# The input start
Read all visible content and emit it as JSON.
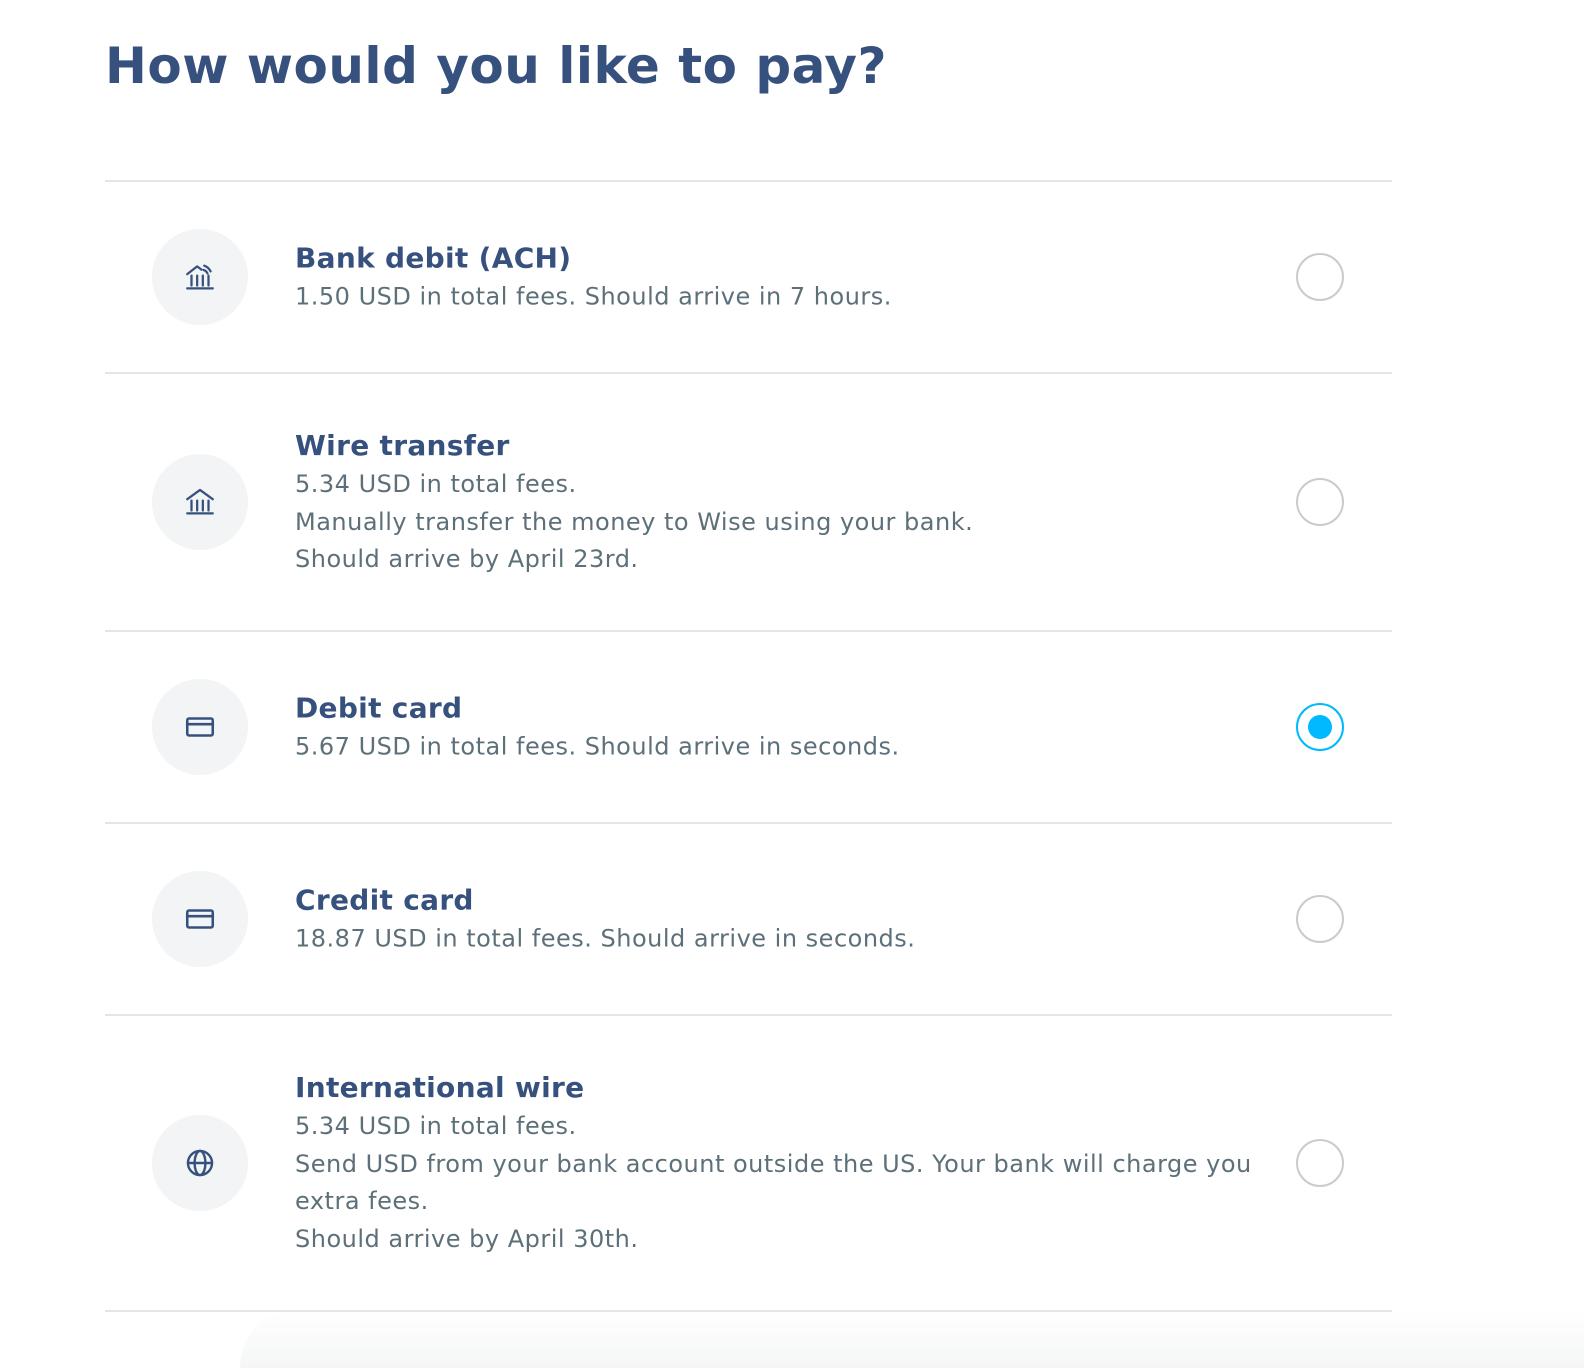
{
  "page": {
    "title": "How would you like to pay?"
  },
  "colors": {
    "title": "#37517e",
    "description": "#5d7079",
    "divider": "#e2e6e8",
    "icon_bg": "#f2f4f5",
    "radio_border": "#c9cbce",
    "radio_selected": "#00b9ff"
  },
  "options": [
    {
      "title": "Bank debit (ACH)",
      "icon": "bank-fast-icon",
      "description": [
        "1.50 USD in total fees. Should arrive in 7 hours."
      ],
      "selected": false
    },
    {
      "title": "Wire transfer",
      "icon": "bank-icon",
      "description": [
        "5.34 USD in total fees.",
        "Manually transfer the money to Wise using your bank.",
        "Should arrive by April 23rd."
      ],
      "selected": false
    },
    {
      "title": "Debit card",
      "icon": "card-icon",
      "description": [
        "5.67 USD in total fees. Should arrive in seconds."
      ],
      "selected": true
    },
    {
      "title": "Credit card",
      "icon": "card-icon",
      "description": [
        "18.87 USD in total fees. Should arrive in seconds."
      ],
      "selected": false
    },
    {
      "title": "International wire",
      "icon": "globe-icon",
      "description": [
        "5.34 USD in total fees.",
        "Send USD from your bank account outside the US. Your bank will charge you extra fees.",
        "Should arrive by April 30th."
      ],
      "selected": false
    }
  ]
}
# The input end
Exercise goal
Repeat the material above in full and unchanged, minus its images.

Exercise response
Read all visible content and emit it as JSON.
{
  "page": {
    "title": "How would you like to pay?"
  },
  "colors": {
    "title": "#37517e",
    "description": "#5d7079",
    "divider": "#e2e6e8",
    "icon_bg": "#f2f4f5",
    "radio_border": "#c9cbce",
    "radio_selected": "#00b9ff"
  },
  "options": [
    {
      "title": "Bank debit (ACH)",
      "icon": "bank-fast-icon",
      "description": [
        "1.50 USD in total fees. Should arrive in 7 hours."
      ],
      "selected": false
    },
    {
      "title": "Wire transfer",
      "icon": "bank-icon",
      "description": [
        "5.34 USD in total fees.",
        "Manually transfer the money to Wise using your bank.",
        "Should arrive by April 23rd."
      ],
      "selected": false
    },
    {
      "title": "Debit card",
      "icon": "card-icon",
      "description": [
        "5.67 USD in total fees. Should arrive in seconds."
      ],
      "selected": true
    },
    {
      "title": "Credit card",
      "icon": "card-icon",
      "description": [
        "18.87 USD in total fees. Should arrive in seconds."
      ],
      "selected": false
    },
    {
      "title": "International wire",
      "icon": "globe-icon",
      "description": [
        "5.34 USD in total fees.",
        "Send USD from your bank account outside the US. Your bank will charge you extra fees.",
        "Should arrive by April 30th."
      ],
      "selected": false
    }
  ]
}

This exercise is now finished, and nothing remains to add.